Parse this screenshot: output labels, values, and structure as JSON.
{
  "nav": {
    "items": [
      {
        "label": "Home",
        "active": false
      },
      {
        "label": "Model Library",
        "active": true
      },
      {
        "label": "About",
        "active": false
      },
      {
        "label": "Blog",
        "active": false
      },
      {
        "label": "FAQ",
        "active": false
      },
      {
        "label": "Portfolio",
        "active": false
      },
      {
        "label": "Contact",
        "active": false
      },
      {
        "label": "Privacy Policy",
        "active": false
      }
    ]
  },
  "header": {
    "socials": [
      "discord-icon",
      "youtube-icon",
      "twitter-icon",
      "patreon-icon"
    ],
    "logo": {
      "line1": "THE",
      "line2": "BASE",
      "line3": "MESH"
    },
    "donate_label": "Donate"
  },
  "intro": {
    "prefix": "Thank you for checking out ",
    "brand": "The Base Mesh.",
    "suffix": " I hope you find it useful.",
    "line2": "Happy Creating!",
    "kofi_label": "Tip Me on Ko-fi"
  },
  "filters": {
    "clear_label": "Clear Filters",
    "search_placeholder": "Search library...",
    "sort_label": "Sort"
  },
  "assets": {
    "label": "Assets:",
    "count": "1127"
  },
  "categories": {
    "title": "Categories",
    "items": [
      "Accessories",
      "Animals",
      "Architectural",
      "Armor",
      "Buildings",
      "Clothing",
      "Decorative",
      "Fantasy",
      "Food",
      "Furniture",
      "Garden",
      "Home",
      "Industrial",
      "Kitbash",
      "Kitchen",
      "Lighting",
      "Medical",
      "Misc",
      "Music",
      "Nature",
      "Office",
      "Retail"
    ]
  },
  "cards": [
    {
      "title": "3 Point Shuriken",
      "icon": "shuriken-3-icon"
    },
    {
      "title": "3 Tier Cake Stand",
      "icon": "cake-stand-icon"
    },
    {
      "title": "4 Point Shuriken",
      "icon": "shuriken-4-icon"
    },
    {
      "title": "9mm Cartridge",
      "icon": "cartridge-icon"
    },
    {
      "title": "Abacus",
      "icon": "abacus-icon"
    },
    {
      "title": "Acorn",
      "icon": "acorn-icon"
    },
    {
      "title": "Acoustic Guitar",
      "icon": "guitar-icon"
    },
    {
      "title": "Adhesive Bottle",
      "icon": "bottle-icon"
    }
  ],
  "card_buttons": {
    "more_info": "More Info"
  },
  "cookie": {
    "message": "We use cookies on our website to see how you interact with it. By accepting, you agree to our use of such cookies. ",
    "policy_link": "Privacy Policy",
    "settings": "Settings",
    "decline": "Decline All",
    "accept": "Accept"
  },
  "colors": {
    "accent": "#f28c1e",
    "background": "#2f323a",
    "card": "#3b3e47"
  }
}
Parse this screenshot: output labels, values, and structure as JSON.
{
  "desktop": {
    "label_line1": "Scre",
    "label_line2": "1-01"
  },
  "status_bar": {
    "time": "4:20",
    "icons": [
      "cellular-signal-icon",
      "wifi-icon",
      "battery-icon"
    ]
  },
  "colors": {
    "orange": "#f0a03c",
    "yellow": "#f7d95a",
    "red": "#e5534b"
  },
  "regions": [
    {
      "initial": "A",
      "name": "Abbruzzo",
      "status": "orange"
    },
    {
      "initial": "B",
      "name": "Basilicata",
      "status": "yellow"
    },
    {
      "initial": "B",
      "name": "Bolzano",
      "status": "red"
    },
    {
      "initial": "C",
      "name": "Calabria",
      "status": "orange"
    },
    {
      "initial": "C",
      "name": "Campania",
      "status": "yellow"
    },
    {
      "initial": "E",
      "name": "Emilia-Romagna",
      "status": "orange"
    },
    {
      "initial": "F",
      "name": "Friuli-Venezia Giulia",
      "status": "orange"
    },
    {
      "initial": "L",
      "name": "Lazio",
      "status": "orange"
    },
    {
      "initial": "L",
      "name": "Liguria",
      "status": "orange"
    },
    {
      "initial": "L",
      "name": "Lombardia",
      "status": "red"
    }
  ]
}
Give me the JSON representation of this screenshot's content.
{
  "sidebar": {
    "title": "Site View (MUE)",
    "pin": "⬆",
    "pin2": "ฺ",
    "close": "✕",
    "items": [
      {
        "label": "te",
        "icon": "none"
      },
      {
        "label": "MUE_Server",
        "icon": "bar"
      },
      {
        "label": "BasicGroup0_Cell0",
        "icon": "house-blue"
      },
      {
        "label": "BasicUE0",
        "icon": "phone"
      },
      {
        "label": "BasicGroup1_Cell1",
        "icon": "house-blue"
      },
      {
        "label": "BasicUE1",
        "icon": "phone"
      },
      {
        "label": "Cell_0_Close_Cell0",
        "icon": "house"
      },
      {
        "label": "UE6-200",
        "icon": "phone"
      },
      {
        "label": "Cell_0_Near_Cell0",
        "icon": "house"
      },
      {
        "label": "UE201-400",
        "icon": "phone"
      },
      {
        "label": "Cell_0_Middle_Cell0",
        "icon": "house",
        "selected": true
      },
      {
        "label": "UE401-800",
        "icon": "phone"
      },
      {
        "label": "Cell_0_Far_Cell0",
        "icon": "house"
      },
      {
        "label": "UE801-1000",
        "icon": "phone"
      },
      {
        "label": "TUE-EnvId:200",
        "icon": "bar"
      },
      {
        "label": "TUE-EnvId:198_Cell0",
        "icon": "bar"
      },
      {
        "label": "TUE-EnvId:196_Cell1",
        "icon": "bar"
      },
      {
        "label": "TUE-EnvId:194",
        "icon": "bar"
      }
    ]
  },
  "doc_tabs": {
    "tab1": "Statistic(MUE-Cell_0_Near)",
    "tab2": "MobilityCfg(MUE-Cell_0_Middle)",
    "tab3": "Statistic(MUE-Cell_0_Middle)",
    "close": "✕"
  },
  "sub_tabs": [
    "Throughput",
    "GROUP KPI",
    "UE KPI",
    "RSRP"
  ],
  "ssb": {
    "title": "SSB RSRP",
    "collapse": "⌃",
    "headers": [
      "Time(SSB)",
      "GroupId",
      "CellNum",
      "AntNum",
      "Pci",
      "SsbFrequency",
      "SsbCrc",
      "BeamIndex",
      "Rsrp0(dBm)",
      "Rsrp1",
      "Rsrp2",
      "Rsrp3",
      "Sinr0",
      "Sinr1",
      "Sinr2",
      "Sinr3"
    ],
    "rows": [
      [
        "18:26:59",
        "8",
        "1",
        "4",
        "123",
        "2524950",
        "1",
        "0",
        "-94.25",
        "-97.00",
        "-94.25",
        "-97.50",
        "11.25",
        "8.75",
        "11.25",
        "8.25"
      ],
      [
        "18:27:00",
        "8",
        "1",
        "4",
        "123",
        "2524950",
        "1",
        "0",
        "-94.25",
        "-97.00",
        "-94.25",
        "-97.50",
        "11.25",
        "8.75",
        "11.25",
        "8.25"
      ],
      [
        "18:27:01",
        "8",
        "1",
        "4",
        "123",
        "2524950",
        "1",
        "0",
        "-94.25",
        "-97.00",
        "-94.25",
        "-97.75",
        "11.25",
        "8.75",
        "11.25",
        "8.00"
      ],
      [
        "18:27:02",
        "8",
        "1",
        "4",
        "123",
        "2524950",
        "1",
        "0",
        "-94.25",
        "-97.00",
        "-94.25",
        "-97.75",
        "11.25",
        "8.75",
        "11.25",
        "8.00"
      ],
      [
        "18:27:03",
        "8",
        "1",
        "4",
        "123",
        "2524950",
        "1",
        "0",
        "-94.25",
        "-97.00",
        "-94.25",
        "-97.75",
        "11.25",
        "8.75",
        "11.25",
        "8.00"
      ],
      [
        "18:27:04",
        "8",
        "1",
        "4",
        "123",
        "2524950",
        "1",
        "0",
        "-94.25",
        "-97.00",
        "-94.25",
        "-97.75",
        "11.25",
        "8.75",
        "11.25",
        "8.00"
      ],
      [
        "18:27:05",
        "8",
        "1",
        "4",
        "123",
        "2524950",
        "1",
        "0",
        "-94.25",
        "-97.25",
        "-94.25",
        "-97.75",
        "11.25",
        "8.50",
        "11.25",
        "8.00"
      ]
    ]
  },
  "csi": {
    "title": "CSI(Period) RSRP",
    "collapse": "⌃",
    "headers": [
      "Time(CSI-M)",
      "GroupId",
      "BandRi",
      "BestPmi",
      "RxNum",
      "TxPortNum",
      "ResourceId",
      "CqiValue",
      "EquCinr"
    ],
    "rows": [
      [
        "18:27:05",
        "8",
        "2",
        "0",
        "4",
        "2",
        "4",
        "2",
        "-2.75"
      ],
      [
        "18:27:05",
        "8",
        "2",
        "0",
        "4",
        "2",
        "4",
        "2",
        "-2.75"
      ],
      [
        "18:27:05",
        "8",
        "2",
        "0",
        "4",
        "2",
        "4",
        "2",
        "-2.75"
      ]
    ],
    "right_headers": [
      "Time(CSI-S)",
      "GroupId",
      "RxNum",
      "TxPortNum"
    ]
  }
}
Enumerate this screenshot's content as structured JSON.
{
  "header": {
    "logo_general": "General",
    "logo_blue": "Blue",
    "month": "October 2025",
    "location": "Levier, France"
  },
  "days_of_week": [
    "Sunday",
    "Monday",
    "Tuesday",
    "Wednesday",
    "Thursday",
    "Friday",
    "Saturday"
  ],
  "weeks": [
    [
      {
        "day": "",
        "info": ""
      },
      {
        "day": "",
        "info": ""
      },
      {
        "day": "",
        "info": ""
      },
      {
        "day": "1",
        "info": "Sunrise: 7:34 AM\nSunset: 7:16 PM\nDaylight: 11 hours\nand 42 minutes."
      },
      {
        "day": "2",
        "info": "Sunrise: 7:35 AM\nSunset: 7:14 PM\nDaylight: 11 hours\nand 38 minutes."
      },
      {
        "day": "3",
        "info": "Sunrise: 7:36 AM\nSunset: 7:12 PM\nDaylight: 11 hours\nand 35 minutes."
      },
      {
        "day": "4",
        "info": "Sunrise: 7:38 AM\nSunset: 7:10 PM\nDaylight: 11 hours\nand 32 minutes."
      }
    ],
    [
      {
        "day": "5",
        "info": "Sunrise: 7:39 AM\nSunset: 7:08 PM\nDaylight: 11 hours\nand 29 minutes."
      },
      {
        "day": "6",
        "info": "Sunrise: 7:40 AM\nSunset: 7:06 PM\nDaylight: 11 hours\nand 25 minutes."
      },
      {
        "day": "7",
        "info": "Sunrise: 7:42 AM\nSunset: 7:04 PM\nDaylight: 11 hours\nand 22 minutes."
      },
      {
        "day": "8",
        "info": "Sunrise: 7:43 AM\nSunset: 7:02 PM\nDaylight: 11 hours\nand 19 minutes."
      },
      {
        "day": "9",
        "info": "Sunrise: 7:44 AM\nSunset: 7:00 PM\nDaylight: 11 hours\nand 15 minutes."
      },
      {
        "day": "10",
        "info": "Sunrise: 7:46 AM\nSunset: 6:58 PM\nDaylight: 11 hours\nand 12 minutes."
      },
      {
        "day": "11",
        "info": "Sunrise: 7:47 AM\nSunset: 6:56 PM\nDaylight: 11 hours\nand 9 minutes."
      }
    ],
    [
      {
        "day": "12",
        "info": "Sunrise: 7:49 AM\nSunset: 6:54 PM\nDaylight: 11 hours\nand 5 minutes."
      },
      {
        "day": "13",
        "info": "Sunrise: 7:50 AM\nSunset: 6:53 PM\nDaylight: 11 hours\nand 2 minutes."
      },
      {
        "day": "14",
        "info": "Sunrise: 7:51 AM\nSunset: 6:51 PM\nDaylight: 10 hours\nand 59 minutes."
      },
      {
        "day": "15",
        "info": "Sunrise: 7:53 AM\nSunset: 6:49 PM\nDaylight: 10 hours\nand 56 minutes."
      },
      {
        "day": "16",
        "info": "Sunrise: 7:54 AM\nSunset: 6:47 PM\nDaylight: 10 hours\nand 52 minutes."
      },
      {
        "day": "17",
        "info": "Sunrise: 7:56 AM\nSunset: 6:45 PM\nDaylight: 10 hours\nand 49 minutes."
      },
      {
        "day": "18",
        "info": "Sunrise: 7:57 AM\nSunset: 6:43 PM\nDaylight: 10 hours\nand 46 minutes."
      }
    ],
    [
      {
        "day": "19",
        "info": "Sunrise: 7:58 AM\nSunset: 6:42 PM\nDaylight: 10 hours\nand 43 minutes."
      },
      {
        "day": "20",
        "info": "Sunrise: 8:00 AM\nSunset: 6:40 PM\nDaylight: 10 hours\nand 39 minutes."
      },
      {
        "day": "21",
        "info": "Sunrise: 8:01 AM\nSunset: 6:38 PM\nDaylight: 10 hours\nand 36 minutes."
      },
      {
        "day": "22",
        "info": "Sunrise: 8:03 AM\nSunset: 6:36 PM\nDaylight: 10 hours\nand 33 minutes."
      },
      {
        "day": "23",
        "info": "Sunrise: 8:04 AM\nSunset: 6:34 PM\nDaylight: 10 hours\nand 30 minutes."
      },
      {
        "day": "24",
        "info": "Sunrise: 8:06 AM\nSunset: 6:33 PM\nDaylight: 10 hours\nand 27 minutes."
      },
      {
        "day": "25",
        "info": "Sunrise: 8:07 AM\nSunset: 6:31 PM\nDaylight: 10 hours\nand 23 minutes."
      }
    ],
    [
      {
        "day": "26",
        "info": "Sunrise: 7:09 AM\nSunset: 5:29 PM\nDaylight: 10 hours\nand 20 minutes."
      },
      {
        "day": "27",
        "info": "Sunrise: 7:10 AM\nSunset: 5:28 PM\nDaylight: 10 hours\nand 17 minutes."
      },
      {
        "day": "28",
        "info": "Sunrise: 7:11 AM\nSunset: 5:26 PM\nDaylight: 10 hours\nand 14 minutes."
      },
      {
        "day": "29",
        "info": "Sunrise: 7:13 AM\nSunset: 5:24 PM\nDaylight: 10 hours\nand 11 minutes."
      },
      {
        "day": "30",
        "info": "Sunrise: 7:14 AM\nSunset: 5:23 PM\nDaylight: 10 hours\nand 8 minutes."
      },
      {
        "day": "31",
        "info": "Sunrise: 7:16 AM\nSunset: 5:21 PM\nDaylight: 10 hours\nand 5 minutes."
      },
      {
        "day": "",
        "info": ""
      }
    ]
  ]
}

◆ ◆ ◆ ◆

Stated task: Report every line containing the word "title" from the listing above.

Result for this task:
    "title": "Categories",
      "title": "3 Point Shuriken",
      "title": "3 Tier Cake Stand",
      "title": "4 Point Shuriken",
      "title": "9mm Cartridge",
      "title": "Abacus",
      "title": "Acorn",
      "title": "Acoustic Guitar",
      "title": "Adhesive Bottle",
    "title": "Site View (MUE)",
    "title": "SSB RSRP",
    "title": "CSI(Period) RSRP",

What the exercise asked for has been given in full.